| THE EXERCISE |
Repeat the entries that follow verbatim, without any of their pictures.

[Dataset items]
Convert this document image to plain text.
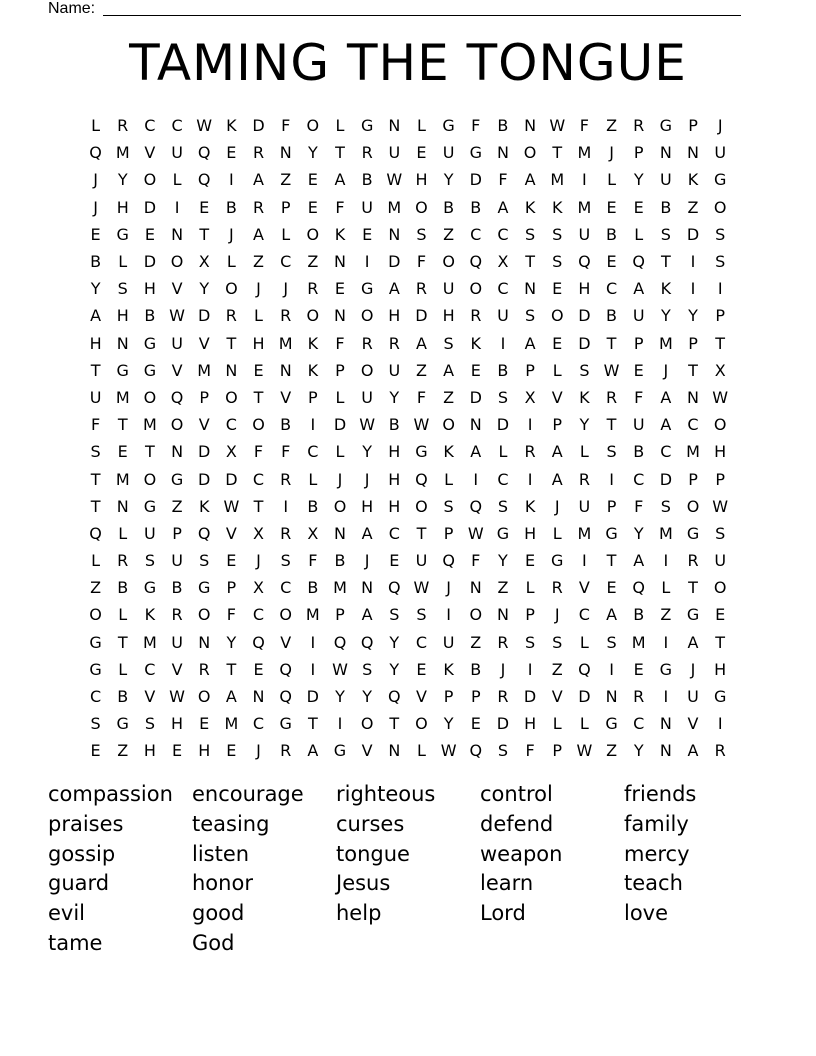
Name:
TAMING THE TONGUE
L	R	C C W K D	F	O	L	G N	L	G	F	B N W F	Z	R G	P	J
Q M V U Q E	R N	Y	T	R U	E	U G N O T M	J	P	N N U
J	Y O	L	Q	I	A	Z	E	A	B W H	Y	D	F	A M	I	L	Y	U	K G
J	H D	I	E	B	R	P	E	F	U M O B	B	A	K	K M E	E	B	Z O
E G E	N	T	J	A	L	O K	E	N	S	Z	C C	S	S	U B	L	S D S
B	L	D O X	L	Z	C	Z N	I	D	F	O Q X	T	S Q E Q T	I	S
Y	S	H V	Y O	J	J	R	E G A	R U O C N	E	H C	A	K	I	I
A H B W D R	L	R O N O H D H R U	S O D B U	Y	Y	P
H N G U V	T	H M K	F	R	R	A	S	K	I	A	E D	T	P M P	T
T	G G V M N	E	N K	P	O U Z	A	E	B	P	L	S W E	J	T	X
U M O Q	P	O T	V	P	L	U	Y	F	Z D S	X	V	K	R	F	A N W
F	T M O V	C O B	I	D W B W O N D	I	P	Y	T	U A	C O
S	E	T	N D X	F	F	C	L	Y	H G K	A	L	R	A	L	S	B	C M H
T M O G D D C	R	L	J	J	H Q	L	I	C	I	A	R	I	C D	P	P
T	N G Z	K W T	I	B O H H O S Q S	K	J	U	P	F	S O W
Q	L	U	P	Q V	X	R	X N A	C	T	P W G H	L M G	Y M G S
L	R	S	U	S	E	J	S	F	B	J	E	U Q	F	Y	E G	I	T	A	I	R U
Z	B G B G	P	X	C	B M N Q W	J	N Z	L	R	V	E Q	L	T O
O	L	K	R O	F	C O M P	A	S	S	I	O N	P	J	C	A	B	Z G E
G	T M U N	Y Q V	I	Q Q Y	C U Z	R	S	S	L	S M	I	A	T
G	L	C	V	R	T	E Q	I	W S	Y	E	K	B	J	I	Z Q	I	E G	J	H
C	B	V W O A N Q D	Y	Y Q V	P	P	R D V D N R	I	U G
S G S	H	E M C G	T	I	O T O Y	E D H	L	L	G C N V	I
E	Z H	E	H	E	J	R	A G V N	L W Q S	F	P W Z	Y	N A	R
compassion encourage	righteous	control	friends
praises	teasing	curses	defend	family
gossip	listen	tongue	weapon	mercy
guard	honor	Jesus	learn	teach
evil	good	help	Lord	love
tame	God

| RESULT FOR THIS EXERCISE |
Convert this document image to plain text.
Name:
TAMING THE TONGUE
L	R	C C W K D	F	O	L	G N	L	G	F	B N W F	Z	R G	P	J
Q M V U Q E	R N	Y	T	R U	E	U G N O T M	J	P	N N U
J	Y O	L	Q	I	A	Z	E	A	B W H	Y	D	F	A M	I	L	Y	U	K G
J	H D	I	E	B	R	P	E	F	U M O B	B	A	K	K M E	E	B	Z O
E G E	N	T	J	A	L	O K	E	N	S	Z	C C	S	S	U B	L	S D S
B	L	D O X	L	Z	C	Z N	I	D	F	O Q X	T	S Q E Q T	I	S
Y	S	H V	Y O	J	J	R	E G A	R U O C N	E	H C	A	K	I	I
A H B W D R	L	R O N O H D H R U	S O D B U	Y	Y	P
H N G U V	T	H M K	F	R	R	A	S	K	I	A	E D	T	P M P	T
T	G G V M N	E	N K	P	O U Z	A	E	B	P	L	S W E	J	T	X
U M O Q	P	O T	V	P	L	U	Y	F	Z D S	X	V	K	R	F	A N W
F	T M O V	C O B	I	D W B W O N D	I	P	Y	T	U A	C O
S	E	T	N D X	F	F	C	L	Y	H G K	A	L	R	A	L	S	B	C M H
T M O G D D C	R	L	J	J	H Q	L	I	C	I	A	R	I	C D	P	P
T	N G Z	K W T	I	B O H H O S Q S	K	J	U	P	F	S O W
Q	L	U	P	Q V	X	R	X N A	C	T	P W G H	L M G	Y M G S
L	R	S	U	S	E	J	S	F	B	J	E	U Q	F	Y	E G	I	T	A	I	R U
Z	B G B G	P	X	C	B M N Q W	J	N Z	L	R	V	E Q	L	T O
O	L	K	R O	F	C O M P	A	S	S	I	O N	P	J	C	A	B	Z G E
G	T M U N	Y Q V	I	Q Q Y	C U Z	R	S	S	L	S M	I	A	T
G	L	C	V	R	T	E Q	I	W S	Y	E	K	B	J	I	Z Q	I	E G	J	H
C	B	V W O A N Q D	Y	Y Q V	P	P	R D V D N R	I	U G
S G S	H	E M C G	T	I	O T O Y	E D H	L	L	G C N V	I
E	Z H	E	H	E	J	R	A G V N	L W Q S	F	P W Z	Y	N A	R
compassion encourage	righteous	control	friends
praises	teasing	curses	defend	family
gossip	listen	tongue	weapon	mercy
guard	honor	Jesus	learn	teach
evil	good	help	Lord	love
tame	God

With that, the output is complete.